- _Task requirements_
The answer should be a single number: how many lines of the entries below hold the word "very".

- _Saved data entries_
## START
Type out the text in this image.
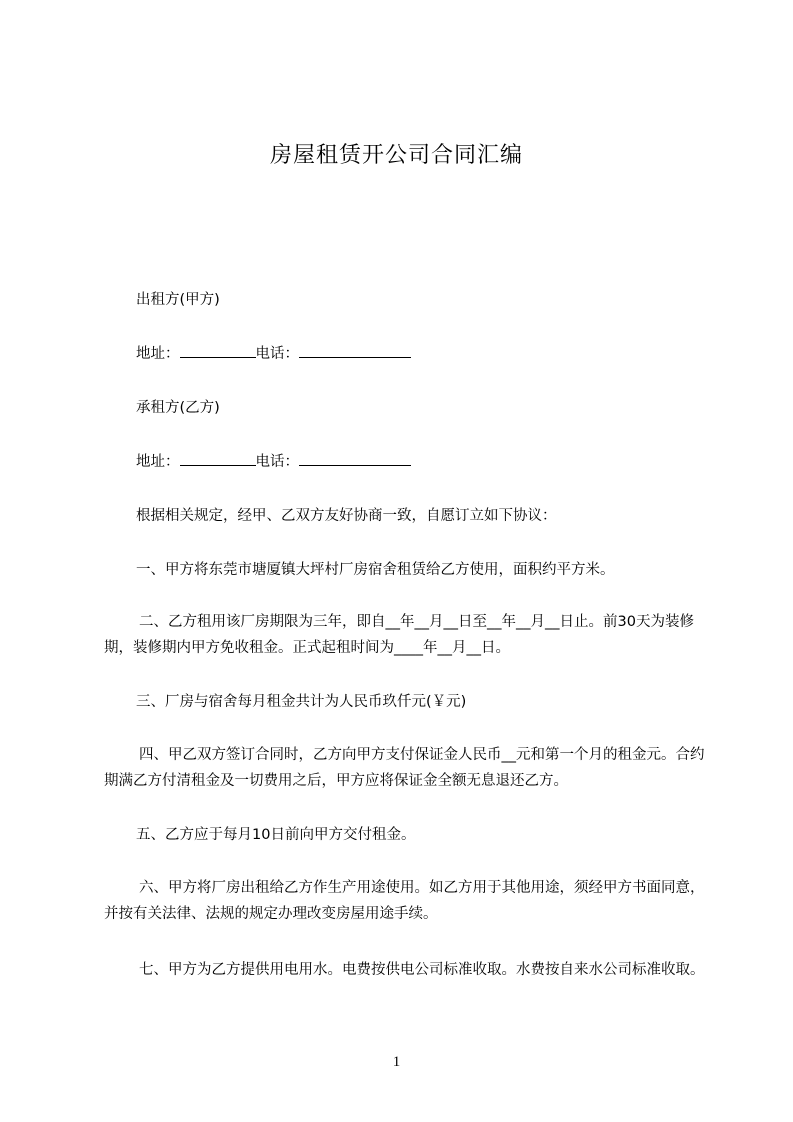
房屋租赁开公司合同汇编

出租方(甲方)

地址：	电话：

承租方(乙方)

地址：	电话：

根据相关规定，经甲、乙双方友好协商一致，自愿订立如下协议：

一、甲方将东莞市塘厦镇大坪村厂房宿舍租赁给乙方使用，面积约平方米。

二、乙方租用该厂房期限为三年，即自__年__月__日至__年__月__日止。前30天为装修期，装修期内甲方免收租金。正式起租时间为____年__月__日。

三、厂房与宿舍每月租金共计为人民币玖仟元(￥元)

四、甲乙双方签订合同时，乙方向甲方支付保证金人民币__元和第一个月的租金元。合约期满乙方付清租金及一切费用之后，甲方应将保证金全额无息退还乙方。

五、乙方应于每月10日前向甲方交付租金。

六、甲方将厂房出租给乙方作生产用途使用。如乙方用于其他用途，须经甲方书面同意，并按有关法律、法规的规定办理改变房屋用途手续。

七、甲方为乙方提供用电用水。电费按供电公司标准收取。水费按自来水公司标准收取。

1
## END
## START
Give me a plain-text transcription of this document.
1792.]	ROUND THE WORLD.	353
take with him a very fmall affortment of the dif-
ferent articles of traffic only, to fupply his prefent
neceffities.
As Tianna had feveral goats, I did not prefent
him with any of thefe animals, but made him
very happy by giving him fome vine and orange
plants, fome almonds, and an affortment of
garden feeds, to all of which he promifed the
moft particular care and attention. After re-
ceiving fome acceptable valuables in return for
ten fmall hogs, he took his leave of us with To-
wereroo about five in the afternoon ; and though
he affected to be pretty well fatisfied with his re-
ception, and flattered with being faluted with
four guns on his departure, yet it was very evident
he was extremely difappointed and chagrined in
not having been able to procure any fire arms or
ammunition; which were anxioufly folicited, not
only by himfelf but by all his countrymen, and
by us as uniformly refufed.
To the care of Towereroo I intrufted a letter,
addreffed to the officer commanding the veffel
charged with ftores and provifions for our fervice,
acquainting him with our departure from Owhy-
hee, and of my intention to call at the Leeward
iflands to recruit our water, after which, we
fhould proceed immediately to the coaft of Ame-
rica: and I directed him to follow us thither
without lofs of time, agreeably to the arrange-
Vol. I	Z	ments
## END
- _The result_
3